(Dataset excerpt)

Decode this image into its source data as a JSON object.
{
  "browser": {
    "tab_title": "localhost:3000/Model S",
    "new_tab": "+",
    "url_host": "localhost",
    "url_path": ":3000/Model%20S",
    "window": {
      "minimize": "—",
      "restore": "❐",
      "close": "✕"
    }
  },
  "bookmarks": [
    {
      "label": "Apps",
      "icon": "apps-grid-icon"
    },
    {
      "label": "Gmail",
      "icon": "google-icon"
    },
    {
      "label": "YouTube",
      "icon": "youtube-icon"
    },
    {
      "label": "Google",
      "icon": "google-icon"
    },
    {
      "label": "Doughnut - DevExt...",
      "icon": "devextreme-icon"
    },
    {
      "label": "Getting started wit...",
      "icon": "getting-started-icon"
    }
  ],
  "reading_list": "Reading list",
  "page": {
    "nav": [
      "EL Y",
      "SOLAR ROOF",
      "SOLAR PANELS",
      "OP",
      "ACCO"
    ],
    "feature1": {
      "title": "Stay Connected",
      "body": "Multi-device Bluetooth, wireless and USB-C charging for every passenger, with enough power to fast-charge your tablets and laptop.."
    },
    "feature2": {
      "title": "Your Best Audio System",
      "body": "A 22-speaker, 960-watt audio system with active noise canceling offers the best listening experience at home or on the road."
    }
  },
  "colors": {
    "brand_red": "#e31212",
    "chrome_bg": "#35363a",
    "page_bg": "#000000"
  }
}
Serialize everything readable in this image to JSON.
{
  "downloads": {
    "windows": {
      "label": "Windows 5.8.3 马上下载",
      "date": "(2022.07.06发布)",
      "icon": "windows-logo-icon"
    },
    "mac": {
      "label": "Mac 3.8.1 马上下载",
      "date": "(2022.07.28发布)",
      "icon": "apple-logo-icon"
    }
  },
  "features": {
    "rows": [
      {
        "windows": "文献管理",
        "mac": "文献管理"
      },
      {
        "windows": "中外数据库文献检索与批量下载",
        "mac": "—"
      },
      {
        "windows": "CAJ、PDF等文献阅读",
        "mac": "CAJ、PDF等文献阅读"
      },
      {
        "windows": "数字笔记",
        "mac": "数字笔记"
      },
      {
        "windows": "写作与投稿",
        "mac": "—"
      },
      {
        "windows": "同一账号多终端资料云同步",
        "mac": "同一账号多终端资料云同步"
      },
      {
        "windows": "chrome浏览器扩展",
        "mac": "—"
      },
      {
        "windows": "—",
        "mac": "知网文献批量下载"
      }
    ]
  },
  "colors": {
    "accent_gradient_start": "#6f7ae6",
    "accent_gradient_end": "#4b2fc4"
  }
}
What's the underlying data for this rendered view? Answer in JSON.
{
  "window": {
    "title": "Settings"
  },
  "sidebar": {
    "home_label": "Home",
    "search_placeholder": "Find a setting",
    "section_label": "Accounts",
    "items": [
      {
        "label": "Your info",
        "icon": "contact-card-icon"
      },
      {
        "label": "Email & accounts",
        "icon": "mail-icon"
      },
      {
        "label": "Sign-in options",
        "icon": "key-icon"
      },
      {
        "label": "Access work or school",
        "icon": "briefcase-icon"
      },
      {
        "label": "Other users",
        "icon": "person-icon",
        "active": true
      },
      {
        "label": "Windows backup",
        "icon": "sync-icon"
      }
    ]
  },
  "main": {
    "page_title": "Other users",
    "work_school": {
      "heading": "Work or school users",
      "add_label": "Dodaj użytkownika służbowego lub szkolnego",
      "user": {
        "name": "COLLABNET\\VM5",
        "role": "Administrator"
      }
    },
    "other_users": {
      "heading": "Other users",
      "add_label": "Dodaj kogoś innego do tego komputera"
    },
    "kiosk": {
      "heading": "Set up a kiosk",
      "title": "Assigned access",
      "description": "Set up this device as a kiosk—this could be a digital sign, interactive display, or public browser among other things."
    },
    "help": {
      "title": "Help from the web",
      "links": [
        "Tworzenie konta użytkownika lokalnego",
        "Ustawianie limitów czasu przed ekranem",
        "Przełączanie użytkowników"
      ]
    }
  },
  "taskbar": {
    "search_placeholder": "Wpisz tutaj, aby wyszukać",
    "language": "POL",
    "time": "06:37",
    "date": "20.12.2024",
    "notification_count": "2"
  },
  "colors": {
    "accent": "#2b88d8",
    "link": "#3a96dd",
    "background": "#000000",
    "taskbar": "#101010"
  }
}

▶ Task brief
Repeat the material above in full, keeping every word.

▶ Solution to this task
Decode this image into its source data as a JSON object.
{
  "browser": {
    "tab_title": "localhost:3000/Model S",
    "new_tab": "+",
    "url_host": "localhost",
    "url_path": ":3000/Model%20S",
    "window": {
      "minimize": "—",
      "restore": "❐",
      "close": "✕"
    }
  },
  "bookmarks": [
    {
      "label": "Apps",
      "icon": "apps-grid-icon"
    },
    {
      "label": "Gmail",
      "icon": "google-icon"
    },
    {
      "label": "YouTube",
      "icon": "youtube-icon"
    },
    {
      "label": "Google",
      "icon": "google-icon"
    },
    {
      "label": "Doughnut - DevExt...",
      "icon": "devextreme-icon"
    },
    {
      "label": "Getting started wit...",
      "icon": "getting-started-icon"
    }
  ],
  "reading_list": "Reading list",
  "page": {
    "nav": [
      "EL Y",
      "SOLAR ROOF",
      "SOLAR PANELS",
      "OP",
      "ACCO"
    ],
    "feature1": {
      "title": "Stay Connected",
      "body": "Multi-device Bluetooth, wireless and USB-C charging for every passenger, with enough power to fast-charge your tablets and laptop.."
    },
    "feature2": {
      "title": "Your Best Audio System",
      "body": "A 22-speaker, 960-watt audio system with active noise canceling offers the best listening experience at home or on the road."
    }
  },
  "colors": {
    "brand_red": "#e31212",
    "chrome_bg": "#35363a",
    "page_bg": "#000000"
  }
}
Serialize everything readable in this image to JSON.
{
  "downloads": {
    "windows": {
      "label": "Windows 5.8.3 马上下载",
      "date": "(2022.07.06发布)",
      "icon": "windows-logo-icon"
    },
    "mac": {
      "label": "Mac 3.8.1 马上下载",
      "date": "(2022.07.28发布)",
      "icon": "apple-logo-icon"
    }
  },
  "features": {
    "rows": [
      {
        "windows": "文献管理",
        "mac": "文献管理"
      },
      {
        "windows": "中外数据库文献检索与批量下载",
        "mac": "—"
      },
      {
        "windows": "CAJ、PDF等文献阅读",
        "mac": "CAJ、PDF等文献阅读"
      },
      {
        "windows": "数字笔记",
        "mac": "数字笔记"
      },
      {
        "windows": "写作与投稿",
        "mac": "—"
      },
      {
        "windows": "同一账号多终端资料云同步",
        "mac": "同一账号多终端资料云同步"
      },
      {
        "windows": "chrome浏览器扩展",
        "mac": "—"
      },
      {
        "windows": "—",
        "mac": "知网文献批量下载"
      }
    ]
  },
  "colors": {
    "accent_gradient_start": "#6f7ae6",
    "accent_gradient_end": "#4b2fc4"
  }
}
What's the underlying data for this rendered view? Answer in JSON.
{
  "window": {
    "title": "Settings"
  },
  "sidebar": {
    "home_label": "Home",
    "search_placeholder": "Find a setting",
    "section_label": "Accounts",
    "items": [
      {
        "label": "Your info",
        "icon": "contact-card-icon"
      },
      {
        "label": "Email & accounts",
        "icon": "mail-icon"
      },
      {
        "label": "Sign-in options",
        "icon": "key-icon"
      },
      {
        "label": "Access work or school",
        "icon": "briefcase-icon"
      },
      {
        "label": "Other users",
        "icon": "person-icon",
        "active": true
      },
      {
        "label": "Windows backup",
        "icon": "sync-icon"
      }
    ]
  },
  "main": {
    "page_title": "Other users",
    "work_school": {
      "heading": "Work or school users",
      "add_label": "Dodaj użytkownika służbowego lub szkolnego",
      "user": {
        "name": "COLLABNET\\VM5",
        "role": "Administrator"
      }
    },
    "other_users": {
      "heading": "Other users",
      "add_label": "Dodaj kogoś innego do tego komputera"
    },
    "kiosk": {
      "heading": "Set up a kiosk",
      "title": "Assigned access",
      "description": "Set up this device as a kiosk—this could be a digital sign, interactive display, or public browser among other things."
    },
    "help": {
      "title": "Help from the web",
      "links": [
        "Tworzenie konta użytkownika lokalnego",
        "Ustawianie limitów czasu przed ekranem",
        "Przełączanie użytkowników"
      ]
    }
  },
  "taskbar": {
    "search_placeholder": "Wpisz tutaj, aby wyszukać",
    "language": "POL",
    "time": "06:37",
    "date": "20.12.2024",
    "notification_count": "2"
  },
  "colors": {
    "accent": "#2b88d8",
    "link": "#3a96dd",
    "background": "#000000",
    "taskbar": "#101010"
  }
}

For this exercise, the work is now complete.